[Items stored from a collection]
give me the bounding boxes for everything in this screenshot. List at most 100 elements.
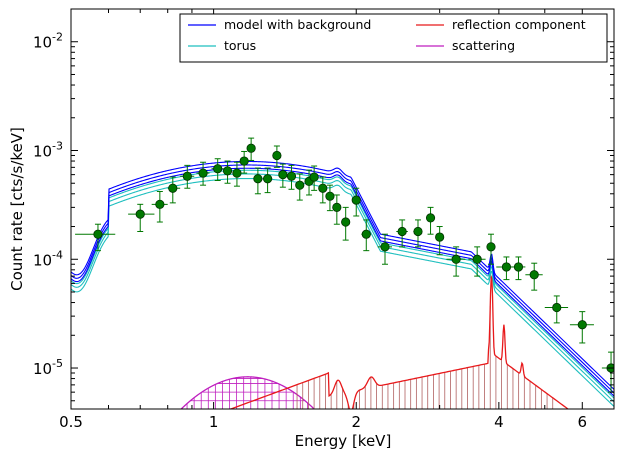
- data-marker: [135, 209, 145, 219]
- data-marker: [93, 229, 103, 239]
- data-point: [446, 246, 466, 277]
- data-point: [377, 233, 393, 265]
- x-axis-title: Energy [keV]: [295, 432, 392, 450]
- data-point: [295, 173, 305, 201]
- data-point: [253, 167, 263, 195]
- legend: model with background torus reflection com…: [179, 13, 608, 63]
- legend-entry-torus: torus: [188, 38, 256, 53]
- scattering-hatch: [186, 376, 308, 409]
- data-point: [167, 176, 181, 204]
- reflection-hatch: [296, 305, 554, 409]
- data-marker: [351, 195, 361, 205]
- data-point: [318, 176, 328, 204]
- data-marker: [318, 183, 328, 193]
- data-marker: [577, 320, 587, 330]
- data-marker: [325, 191, 335, 201]
- data-point: [341, 206, 351, 241]
- data-marker: [263, 174, 273, 184]
- data-point: [211, 158, 224, 181]
- data-point: [262, 167, 273, 194]
- data-marker: [380, 242, 390, 252]
- data-point: [569, 311, 594, 344]
- torus-curve: [71, 169, 614, 399]
- data-point: [286, 164, 297, 190]
- data-point: [232, 161, 242, 187]
- data-marker: [213, 164, 223, 174]
- legend-entry-model: model with background: [188, 17, 371, 32]
- legend-label: torus: [224, 38, 256, 53]
- legend-label: model with background: [224, 17, 371, 32]
- torus-curve: [71, 173, 614, 403]
- data-marker: [286, 171, 297, 181]
- data-marker: [198, 168, 208, 178]
- x-tick-label: 4: [494, 413, 504, 431]
- data-marker: [397, 226, 407, 237]
- data-marker: [332, 202, 342, 212]
- data-marker: [155, 199, 165, 209]
- scattering-curve: [180, 376, 316, 409]
- data-point: [413, 219, 423, 248]
- data-point: [239, 150, 249, 174]
- data-marker: [361, 229, 371, 239]
- legend-label: reflection component: [452, 17, 586, 32]
- data-point: [425, 206, 436, 235]
- data-marker: [182, 171, 192, 181]
- legend-label: scattering: [452, 38, 515, 53]
- data-point: [351, 187, 361, 217]
- legend-entry-reflection: reflection component: [416, 17, 586, 32]
- data-marker: [425, 213, 436, 223]
- data-marker: [451, 254, 461, 264]
- data-point: [361, 219, 372, 252]
- data-marker: [239, 156, 249, 166]
- plot-content: [71, 137, 614, 409]
- data-marker: [309, 172, 319, 182]
- model-curve: [71, 164, 614, 394]
- data-marker: [246, 143, 256, 153]
- y-tick-label: 10-4: [33, 248, 63, 269]
- x-tick-label: 2: [351, 413, 361, 431]
- data-point: [75, 223, 116, 252]
- data-marker: [253, 174, 263, 184]
- data-marker: [222, 166, 233, 176]
- data-point: [511, 256, 526, 281]
- data-point: [222, 160, 233, 184]
- data-marker: [413, 226, 423, 237]
- data-marker: [472, 254, 482, 264]
- data-marker: [529, 270, 539, 280]
- torus-curve: [71, 178, 614, 407]
- model-curve: [71, 160, 614, 390]
- legend-entry-scattering: scattering: [416, 38, 515, 53]
- data-point: [180, 164, 195, 189]
- plot-background: [71, 9, 614, 409]
- data-point: [278, 163, 288, 188]
- data-marker: [552, 302, 562, 313]
- y-tick-label: 10-3: [33, 140, 63, 161]
- x-tick-label: 0.5: [59, 413, 83, 431]
- data-point: [435, 226, 445, 256]
- plot-frame: [70, 8, 615, 410]
- data-marker: [486, 242, 496, 252]
- data-point: [246, 137, 256, 161]
- y-tick-label: 10-2: [33, 31, 63, 52]
- data-point: [128, 203, 155, 232]
- data-point: [525, 262, 543, 291]
- axes: 0.5 1 2 4 6 10-5 10-4 10-3 10-2: [33, 8, 615, 431]
- data-marker: [272, 150, 282, 161]
- data-point: [486, 233, 496, 265]
- y-axis-title: Count rate [cts/s/keV]: [8, 127, 26, 291]
- data-point: [272, 145, 282, 168]
- data-point: [332, 194, 342, 225]
- y-tick-label: 10-5: [33, 357, 63, 378]
- data-point: [151, 190, 168, 223]
- data-point: [196, 161, 210, 186]
- data-point: [309, 165, 319, 191]
- data-marker: [295, 180, 305, 190]
- reflection-curve: [228, 274, 570, 409]
- x-tick-label: 6: [578, 413, 588, 431]
- data-point: [544, 295, 569, 324]
- data-point: [325, 184, 335, 212]
- data-point: [396, 219, 408, 248]
- data-marker: [513, 262, 524, 272]
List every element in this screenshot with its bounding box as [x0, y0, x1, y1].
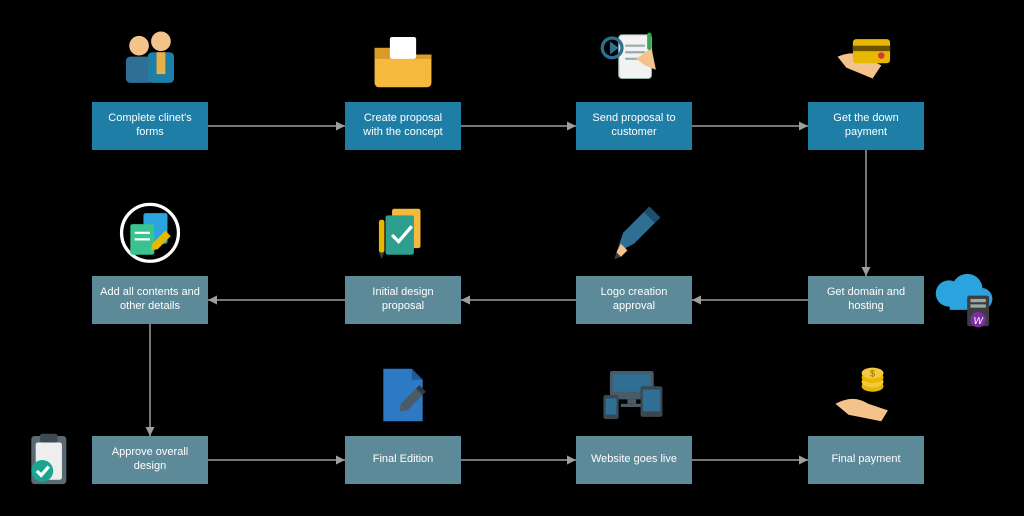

DIRECTION:
Please recast as a numbered list the lines of the records from the one containing "- data-marker: [135, 209, 145, 219]" through the one containing "- model-curve: [71, 164, 614, 394]", both included, leaving out any blank lines.

OUTPUT FOR THIS TASK:
1. - data-marker: [135, 209, 145, 219]
2. - data-marker: [93, 229, 103, 239]
3. - data-point: [446, 246, 466, 277]
4. - data-point: [377, 233, 393, 265]
5. - x-axis-title: Energy [keV]: [295, 432, 392, 450]
6. - data-point: [295, 173, 305, 201]
7. - data-point: [253, 167, 263, 195]
8. - legend: model with background torus reflection com…: [179, 13, 608, 63]
9. - legend-entry-torus: torus: [188, 38, 256, 53]
10. - scattering-hatch: [186, 376, 308, 409]
11. - data-point: [167, 176, 181, 204]
12. - reflection-hatch: [296, 305, 554, 409]
13. - data-marker: [351, 195, 361, 205]
14. - data-point: [318, 176, 328, 204]
15. - data-marker: [318, 183, 328, 193]
16. - data-marker: [577, 320, 587, 330]
17. - data-marker: [325, 191, 335, 201]
18. - data-point: [341, 206, 351, 241]
19. - data-marker: [263, 174, 273, 184]
20. - data-point: [211, 158, 224, 181]
21. - data-point: [262, 167, 273, 194]
22. - data-marker: [380, 242, 390, 252]
23. - data-point: [569, 311, 594, 344]
24. - torus-curve: [71, 169, 614, 399]
25. - data-point: [286, 164, 297, 190]
26. - data-point: [232, 161, 242, 187]
27. - data-marker: [213, 164, 223, 174]
28. - legend-entry-model: model with background: [188, 17, 371, 32]
29. - legend-label: torus: [224, 38, 256, 53]
30. - legend-label: model with background: [224, 17, 371, 32]
31. - torus-curve: [71, 173, 614, 403]
32. - data-marker: [286, 171, 297, 181]
33. - data-marker: [198, 168, 208, 178]
34. - x-tick-label: 4: [494, 413, 504, 431]
35. - data-marker: [397, 226, 407, 237]
36. - data-marker: [332, 202, 342, 212]
37. - data-marker: [155, 199, 165, 209]
38. - scattering-curve: [180, 376, 316, 409]
39. - data-point: [413, 219, 423, 248]
40. - data-point: [239, 150, 249, 174]
41. - data-marker: [361, 229, 371, 239]
42. - legend-label: reflection component: [452, 17, 586, 32]
43. - data-point: [425, 206, 436, 235]
44. - data-marker: [182, 171, 192, 181]
45. - legend-label: scattering: [452, 38, 515, 53]
46. - data-point: [351, 187, 361, 217]
47. - legend-entry-reflection: reflection component: [416, 17, 586, 32]
48. - data-marker: [425, 213, 436, 223]
49. - data-marker: [451, 254, 461, 264]
50. - data-point: [361, 219, 372, 252]
51. - data-marker: [239, 156, 249, 166]
52. - plot-content: [71, 137, 614, 409]
53. - data-marker: [309, 172, 319, 182]
54. - model-curve: [71, 164, 614, 394]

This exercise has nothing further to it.